MATERIAL PROVIDED:

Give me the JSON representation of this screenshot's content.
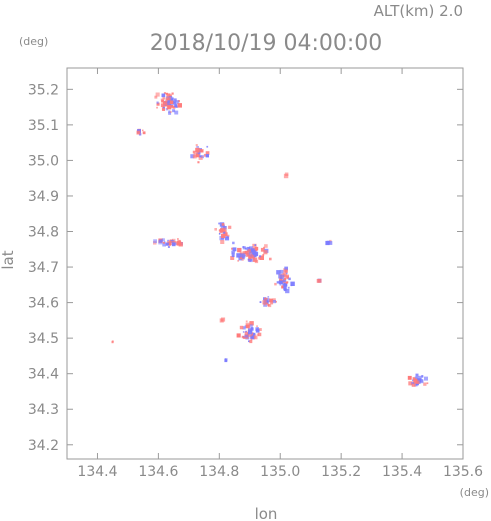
{
  "chart_data": {
    "type": "scatter",
    "title": "2018/10/19 04:00:00",
    "subtitle": "ALT(km) 2.0",
    "xlabel": "lon",
    "ylabel": "lat",
    "xunit": "(deg)",
    "yunit": "(deg)",
    "xlim": [
      134.3,
      135.6
    ],
    "ylim": [
      34.16,
      35.26
    ],
    "xticks": [
      134.4,
      134.6,
      134.8,
      135.0,
      135.2,
      135.4,
      135.6
    ],
    "xtick_labels": [
      "134.4",
      "134.6",
      "134.8",
      "135.0",
      "135.2",
      "135.4",
      "135.6"
    ],
    "yticks": [
      34.2,
      34.3,
      34.4,
      34.5,
      34.6,
      34.7,
      34.8,
      34.9,
      35.0,
      35.1,
      35.2
    ],
    "ytick_labels": [
      "34.2",
      "34.3",
      "34.4",
      "34.5",
      "34.6",
      "34.7",
      "34.8",
      "34.9",
      "35.0",
      "35.1",
      "35.2"
    ],
    "grid": false,
    "colors": {
      "positive": "#ff7a7a",
      "negative": "#7a7aff",
      "axis": "#999999",
      "text": "#8a8a8a"
    },
    "clusters": [
      {
        "lon": 134.63,
        "lat": 35.16,
        "spread_lon": 0.05,
        "spread_lat": 0.04,
        "n": 70,
        "sign": "mixed"
      },
      {
        "lon": 134.54,
        "lat": 35.08,
        "spread_lon": 0.02,
        "spread_lat": 0.008,
        "n": 10,
        "sign": "mixed"
      },
      {
        "lon": 134.74,
        "lat": 35.02,
        "spread_lon": 0.03,
        "spread_lat": 0.03,
        "n": 25,
        "sign": "mixed"
      },
      {
        "lon": 135.02,
        "lat": 34.96,
        "spread_lon": 0.005,
        "spread_lat": 0.005,
        "n": 2,
        "sign": "positive"
      },
      {
        "lon": 134.64,
        "lat": 34.77,
        "spread_lon": 0.06,
        "spread_lat": 0.015,
        "n": 35,
        "sign": "mixed"
      },
      {
        "lon": 134.81,
        "lat": 34.8,
        "spread_lon": 0.03,
        "spread_lat": 0.04,
        "n": 30,
        "sign": "mixed"
      },
      {
        "lon": 134.9,
        "lat": 34.74,
        "spread_lon": 0.08,
        "spread_lat": 0.04,
        "n": 80,
        "sign": "mixed"
      },
      {
        "lon": 135.01,
        "lat": 34.66,
        "spread_lon": 0.04,
        "spread_lat": 0.05,
        "n": 40,
        "sign": "mixed"
      },
      {
        "lon": 134.96,
        "lat": 34.6,
        "spread_lon": 0.04,
        "spread_lat": 0.02,
        "n": 25,
        "sign": "mixed"
      },
      {
        "lon": 134.9,
        "lat": 34.52,
        "spread_lon": 0.05,
        "spread_lat": 0.04,
        "n": 45,
        "sign": "mixed"
      },
      {
        "lon": 135.13,
        "lat": 34.66,
        "spread_lon": 0.006,
        "spread_lat": 0.006,
        "n": 3,
        "sign": "mixed"
      },
      {
        "lon": 135.16,
        "lat": 34.77,
        "spread_lon": 0.01,
        "spread_lat": 0.006,
        "n": 4,
        "sign": "mixed"
      },
      {
        "lon": 134.81,
        "lat": 34.55,
        "spread_lon": 0.005,
        "spread_lat": 0.005,
        "n": 3,
        "sign": "positive"
      },
      {
        "lon": 134.82,
        "lat": 34.44,
        "spread_lon": 0.006,
        "spread_lat": 0.004,
        "n": 3,
        "sign": "negative"
      },
      {
        "lon": 134.45,
        "lat": 34.49,
        "spread_lon": 0.003,
        "spread_lat": 0.003,
        "n": 2,
        "sign": "positive"
      },
      {
        "lon": 135.45,
        "lat": 34.38,
        "spread_lon": 0.04,
        "spread_lat": 0.02,
        "n": 25,
        "sign": "mixed"
      }
    ]
  }
}
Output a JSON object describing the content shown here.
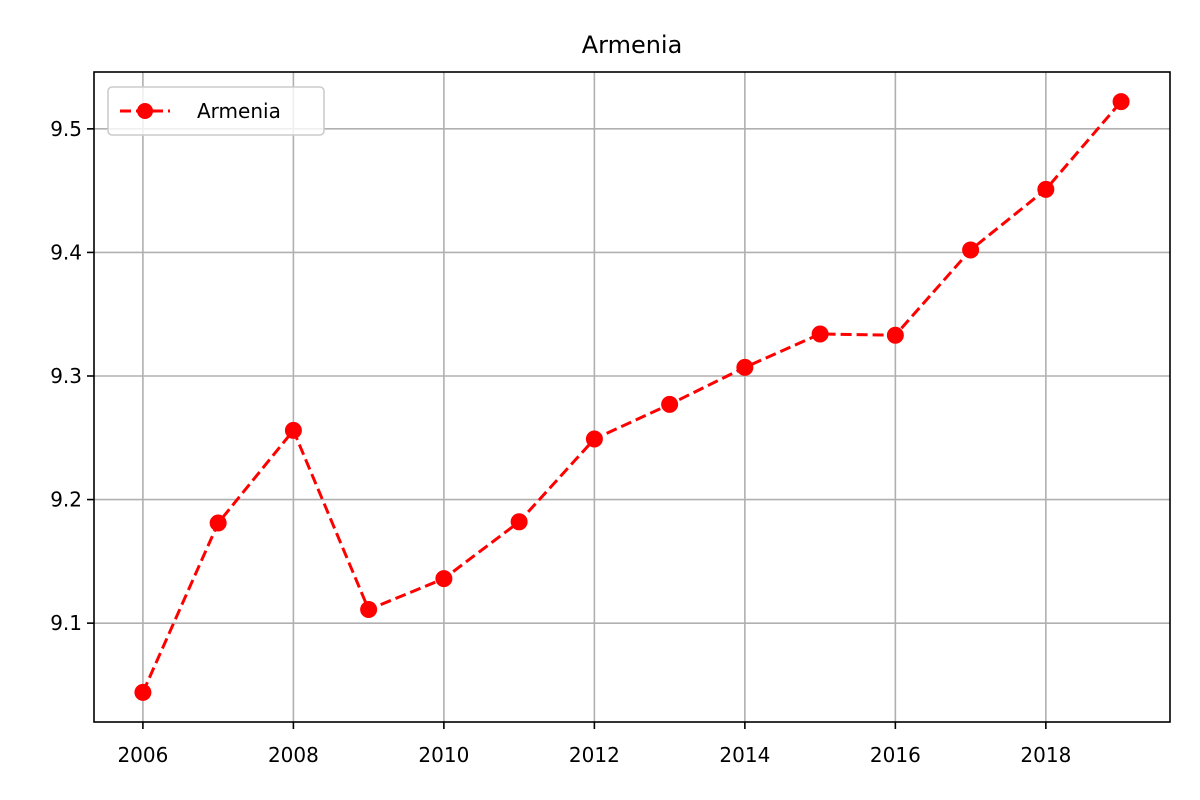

TASK:
In the material above, tally every line with the string "content" in it, then give that number alone.

EXERCISE RESULT:
2